> Your task:
Please count the lines below that contain the word "name", and reply with that number alone.
### Records for the exercise ###
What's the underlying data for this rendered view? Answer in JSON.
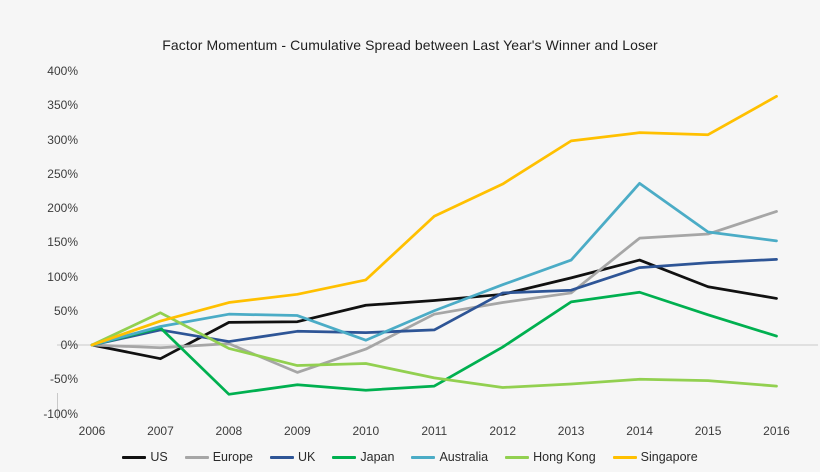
{
  "title": "Factor Momentum - Cumulative Spread between Last Year's Winner and Loser",
  "chart_data": {
    "type": "line",
    "x": [
      2006,
      2007,
      2008,
      2009,
      2010,
      2011,
      2012,
      2013,
      2014,
      2015,
      2016
    ],
    "series": [
      {
        "name": "US",
        "color": "#111111",
        "values": [
          0,
          -20,
          33,
          34,
          58,
          65,
          74,
          98,
          124,
          85,
          68
        ]
      },
      {
        "name": "Europe",
        "color": "#a6a6a6",
        "values": [
          0,
          -4,
          2,
          -40,
          -6,
          45,
          62,
          76,
          156,
          162,
          195
        ]
      },
      {
        "name": "UK",
        "color": "#2e5596",
        "values": [
          0,
          22,
          5,
          20,
          18,
          22,
          76,
          80,
          113,
          120,
          125
        ]
      },
      {
        "name": "Japan",
        "color": "#00b050",
        "values": [
          0,
          25,
          -72,
          -58,
          -66,
          -60,
          -3,
          63,
          77,
          44,
          13
        ]
      },
      {
        "name": "Australia",
        "color": "#4bacc6",
        "values": [
          0,
          27,
          45,
          43,
          7,
          50,
          88,
          124,
          236,
          165,
          152
        ]
      },
      {
        "name": "Hong Kong",
        "color": "#92d050",
        "values": [
          0,
          47,
          -5,
          -30,
          -27,
          -48,
          -62,
          -57,
          -50,
          -52,
          -60
        ]
      },
      {
        "name": "Singapore",
        "color": "#ffc000",
        "values": [
          0,
          35,
          62,
          74,
          95,
          188,
          235,
          298,
          310,
          307,
          363
        ]
      }
    ],
    "y_ticks": [
      "400%",
      "350%",
      "300%",
      "250%",
      "200%",
      "150%",
      "100%",
      "50%",
      "0%",
      "-50%",
      "-100%"
    ],
    "ylim": [
      -100,
      400
    ],
    "xlabel": "",
    "ylabel": "",
    "grid": "zero-line-only",
    "legend_position": "bottom",
    "background_color": "#f6f6f6",
    "zero_line_color": "#c9c9c9"
  }
}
###
> Solved problem:
7